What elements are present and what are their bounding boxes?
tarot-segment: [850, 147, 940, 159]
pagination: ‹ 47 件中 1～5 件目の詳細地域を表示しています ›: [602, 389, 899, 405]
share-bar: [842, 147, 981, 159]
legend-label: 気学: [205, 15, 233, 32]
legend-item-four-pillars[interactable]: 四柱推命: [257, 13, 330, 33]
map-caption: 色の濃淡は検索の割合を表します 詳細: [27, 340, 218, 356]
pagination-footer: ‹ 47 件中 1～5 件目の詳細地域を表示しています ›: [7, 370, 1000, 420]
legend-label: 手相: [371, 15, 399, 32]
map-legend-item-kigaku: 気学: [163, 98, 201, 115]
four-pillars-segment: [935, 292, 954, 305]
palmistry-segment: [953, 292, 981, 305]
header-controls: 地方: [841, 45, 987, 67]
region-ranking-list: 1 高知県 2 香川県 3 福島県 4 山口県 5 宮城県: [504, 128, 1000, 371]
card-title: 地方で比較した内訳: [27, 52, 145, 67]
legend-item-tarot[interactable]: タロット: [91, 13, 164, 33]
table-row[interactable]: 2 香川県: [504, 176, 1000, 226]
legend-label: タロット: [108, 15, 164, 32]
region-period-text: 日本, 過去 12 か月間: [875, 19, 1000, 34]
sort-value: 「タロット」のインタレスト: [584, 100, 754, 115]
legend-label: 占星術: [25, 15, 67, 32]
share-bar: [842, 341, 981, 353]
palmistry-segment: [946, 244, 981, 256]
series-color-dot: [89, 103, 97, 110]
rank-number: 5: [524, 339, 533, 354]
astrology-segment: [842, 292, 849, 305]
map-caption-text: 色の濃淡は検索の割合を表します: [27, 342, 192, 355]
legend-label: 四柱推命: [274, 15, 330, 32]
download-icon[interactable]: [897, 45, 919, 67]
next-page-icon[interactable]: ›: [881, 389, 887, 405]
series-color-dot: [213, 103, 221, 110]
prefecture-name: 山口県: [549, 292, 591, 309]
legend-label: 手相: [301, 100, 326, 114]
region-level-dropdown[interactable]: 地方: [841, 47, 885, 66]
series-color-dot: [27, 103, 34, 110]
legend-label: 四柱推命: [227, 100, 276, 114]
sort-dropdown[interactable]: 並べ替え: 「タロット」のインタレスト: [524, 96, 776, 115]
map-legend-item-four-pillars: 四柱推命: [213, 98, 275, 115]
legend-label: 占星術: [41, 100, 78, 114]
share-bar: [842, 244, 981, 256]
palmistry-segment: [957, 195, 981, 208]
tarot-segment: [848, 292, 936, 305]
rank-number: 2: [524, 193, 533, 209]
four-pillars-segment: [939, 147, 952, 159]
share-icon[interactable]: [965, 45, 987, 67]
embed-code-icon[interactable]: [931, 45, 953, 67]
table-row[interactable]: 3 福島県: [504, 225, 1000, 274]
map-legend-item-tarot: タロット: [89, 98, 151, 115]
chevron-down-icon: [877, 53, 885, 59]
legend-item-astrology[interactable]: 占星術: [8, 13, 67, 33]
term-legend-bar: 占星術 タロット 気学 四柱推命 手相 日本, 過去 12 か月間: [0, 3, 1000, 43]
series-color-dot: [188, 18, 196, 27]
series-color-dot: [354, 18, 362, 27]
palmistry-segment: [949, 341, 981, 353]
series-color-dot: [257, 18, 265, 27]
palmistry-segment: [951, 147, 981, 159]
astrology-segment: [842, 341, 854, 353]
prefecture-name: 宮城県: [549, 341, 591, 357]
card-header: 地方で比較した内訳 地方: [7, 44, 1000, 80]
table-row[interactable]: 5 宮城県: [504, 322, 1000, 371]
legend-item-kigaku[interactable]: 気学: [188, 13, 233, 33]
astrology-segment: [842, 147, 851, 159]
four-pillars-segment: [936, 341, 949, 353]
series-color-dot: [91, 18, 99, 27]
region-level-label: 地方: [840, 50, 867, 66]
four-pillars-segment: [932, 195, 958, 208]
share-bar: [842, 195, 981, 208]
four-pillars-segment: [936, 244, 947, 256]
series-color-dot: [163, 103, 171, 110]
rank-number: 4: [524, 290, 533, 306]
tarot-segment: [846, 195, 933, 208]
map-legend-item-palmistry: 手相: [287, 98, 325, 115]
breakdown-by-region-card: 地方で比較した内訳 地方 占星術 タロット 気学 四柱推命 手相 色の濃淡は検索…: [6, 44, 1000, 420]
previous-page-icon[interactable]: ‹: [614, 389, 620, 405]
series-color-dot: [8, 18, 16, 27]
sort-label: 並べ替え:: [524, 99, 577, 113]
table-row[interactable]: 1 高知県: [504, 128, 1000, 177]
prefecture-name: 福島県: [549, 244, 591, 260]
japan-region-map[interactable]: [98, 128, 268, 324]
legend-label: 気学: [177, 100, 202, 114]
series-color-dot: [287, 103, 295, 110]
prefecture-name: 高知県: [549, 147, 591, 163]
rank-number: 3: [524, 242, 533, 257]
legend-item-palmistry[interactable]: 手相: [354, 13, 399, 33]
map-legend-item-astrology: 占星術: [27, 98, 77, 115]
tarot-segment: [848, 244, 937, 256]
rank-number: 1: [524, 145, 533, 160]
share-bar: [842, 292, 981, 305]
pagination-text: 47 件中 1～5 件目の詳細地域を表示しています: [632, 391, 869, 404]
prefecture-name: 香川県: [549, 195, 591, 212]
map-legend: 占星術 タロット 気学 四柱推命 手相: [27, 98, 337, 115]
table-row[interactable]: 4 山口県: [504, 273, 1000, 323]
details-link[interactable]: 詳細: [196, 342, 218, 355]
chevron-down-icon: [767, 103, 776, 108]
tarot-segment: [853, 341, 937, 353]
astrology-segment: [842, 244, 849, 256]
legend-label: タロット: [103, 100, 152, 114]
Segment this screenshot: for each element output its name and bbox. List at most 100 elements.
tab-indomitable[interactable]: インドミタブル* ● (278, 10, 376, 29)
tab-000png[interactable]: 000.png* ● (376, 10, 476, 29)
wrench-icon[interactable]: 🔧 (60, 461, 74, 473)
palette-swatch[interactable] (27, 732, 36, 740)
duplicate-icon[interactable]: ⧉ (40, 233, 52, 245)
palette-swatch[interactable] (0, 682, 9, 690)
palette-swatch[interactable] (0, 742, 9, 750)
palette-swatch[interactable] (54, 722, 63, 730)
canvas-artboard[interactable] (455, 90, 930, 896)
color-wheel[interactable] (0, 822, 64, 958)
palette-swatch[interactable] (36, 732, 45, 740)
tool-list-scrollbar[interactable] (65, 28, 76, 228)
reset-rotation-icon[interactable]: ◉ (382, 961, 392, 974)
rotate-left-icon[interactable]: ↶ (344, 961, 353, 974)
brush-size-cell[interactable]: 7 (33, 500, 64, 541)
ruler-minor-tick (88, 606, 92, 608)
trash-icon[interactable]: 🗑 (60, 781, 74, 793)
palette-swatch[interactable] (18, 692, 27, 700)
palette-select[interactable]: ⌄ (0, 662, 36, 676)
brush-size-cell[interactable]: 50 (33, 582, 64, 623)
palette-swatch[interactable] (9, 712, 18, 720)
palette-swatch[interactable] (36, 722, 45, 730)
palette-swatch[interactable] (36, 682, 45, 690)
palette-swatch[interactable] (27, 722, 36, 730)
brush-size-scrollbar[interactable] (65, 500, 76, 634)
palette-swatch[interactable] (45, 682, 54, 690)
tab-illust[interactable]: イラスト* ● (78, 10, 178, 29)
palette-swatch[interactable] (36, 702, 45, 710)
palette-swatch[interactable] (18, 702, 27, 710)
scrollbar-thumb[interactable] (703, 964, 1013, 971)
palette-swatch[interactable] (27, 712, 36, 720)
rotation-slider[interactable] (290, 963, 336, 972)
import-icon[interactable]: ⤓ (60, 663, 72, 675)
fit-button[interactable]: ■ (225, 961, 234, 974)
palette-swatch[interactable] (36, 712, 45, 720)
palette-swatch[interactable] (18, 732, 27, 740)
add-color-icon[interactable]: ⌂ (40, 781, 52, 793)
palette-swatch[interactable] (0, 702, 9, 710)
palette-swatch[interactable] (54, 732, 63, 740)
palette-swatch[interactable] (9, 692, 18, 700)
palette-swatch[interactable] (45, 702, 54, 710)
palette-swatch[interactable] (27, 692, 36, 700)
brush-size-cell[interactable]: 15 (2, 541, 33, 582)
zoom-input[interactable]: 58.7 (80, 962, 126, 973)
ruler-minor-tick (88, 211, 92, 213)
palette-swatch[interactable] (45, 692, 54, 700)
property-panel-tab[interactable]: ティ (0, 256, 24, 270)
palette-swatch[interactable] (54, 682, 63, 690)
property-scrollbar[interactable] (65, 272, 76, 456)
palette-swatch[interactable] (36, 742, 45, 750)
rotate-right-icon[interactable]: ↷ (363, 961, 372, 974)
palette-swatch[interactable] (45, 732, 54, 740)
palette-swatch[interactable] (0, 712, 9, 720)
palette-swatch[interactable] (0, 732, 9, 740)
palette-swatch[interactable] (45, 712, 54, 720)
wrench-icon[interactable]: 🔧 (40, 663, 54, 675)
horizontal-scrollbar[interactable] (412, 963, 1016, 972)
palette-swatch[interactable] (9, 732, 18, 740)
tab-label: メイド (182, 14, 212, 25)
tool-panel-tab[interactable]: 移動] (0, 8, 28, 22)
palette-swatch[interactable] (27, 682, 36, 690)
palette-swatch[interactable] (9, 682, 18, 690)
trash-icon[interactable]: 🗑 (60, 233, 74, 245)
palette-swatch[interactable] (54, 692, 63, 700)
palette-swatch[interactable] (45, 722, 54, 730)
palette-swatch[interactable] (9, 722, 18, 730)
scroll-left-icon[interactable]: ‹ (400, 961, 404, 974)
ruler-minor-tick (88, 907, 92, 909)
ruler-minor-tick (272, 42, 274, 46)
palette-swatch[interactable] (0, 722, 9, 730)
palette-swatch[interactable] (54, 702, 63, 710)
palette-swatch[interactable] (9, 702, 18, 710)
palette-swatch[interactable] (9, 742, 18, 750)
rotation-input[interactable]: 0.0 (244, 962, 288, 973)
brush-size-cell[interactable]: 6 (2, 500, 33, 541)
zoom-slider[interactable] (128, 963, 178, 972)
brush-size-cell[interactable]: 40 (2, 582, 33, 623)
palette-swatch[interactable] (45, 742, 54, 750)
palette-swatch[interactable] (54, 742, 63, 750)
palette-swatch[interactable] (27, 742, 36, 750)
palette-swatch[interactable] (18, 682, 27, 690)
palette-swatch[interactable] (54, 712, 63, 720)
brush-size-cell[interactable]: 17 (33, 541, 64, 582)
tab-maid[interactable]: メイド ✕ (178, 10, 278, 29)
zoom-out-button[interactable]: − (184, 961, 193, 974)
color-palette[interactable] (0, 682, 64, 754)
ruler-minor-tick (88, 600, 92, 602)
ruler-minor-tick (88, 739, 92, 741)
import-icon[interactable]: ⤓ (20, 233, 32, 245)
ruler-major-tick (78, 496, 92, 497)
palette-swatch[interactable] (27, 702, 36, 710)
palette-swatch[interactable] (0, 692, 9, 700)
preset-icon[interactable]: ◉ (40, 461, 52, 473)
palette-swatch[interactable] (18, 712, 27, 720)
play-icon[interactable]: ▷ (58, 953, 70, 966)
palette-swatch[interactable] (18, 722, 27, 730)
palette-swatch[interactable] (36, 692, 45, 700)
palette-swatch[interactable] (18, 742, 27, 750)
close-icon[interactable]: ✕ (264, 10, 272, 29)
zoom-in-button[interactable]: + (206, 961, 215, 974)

---+---

The task -> Copy out the rows word for word, from the first row through the line that contains "pagination-footer: ‹ 47", including both.

Task solution ->
What elements are present and what are their bounding boxes?
tarot-segment: [850, 147, 940, 159]
pagination: ‹ 47 件中 1～5 件目の詳細地域を表示しています ›: [602, 389, 899, 405]
share-bar: [842, 147, 981, 159]
legend-label: 気学: [205, 15, 233, 32]
legend-item-four-pillars[interactable]: 四柱推命: [257, 13, 330, 33]
map-caption: 色の濃淡は検索の割合を表します 詳細: [27, 340, 218, 356]
pagination-footer: ‹ 47 件中 1～5 件目の詳細地域を表示しています ›: [7, 370, 1000, 420]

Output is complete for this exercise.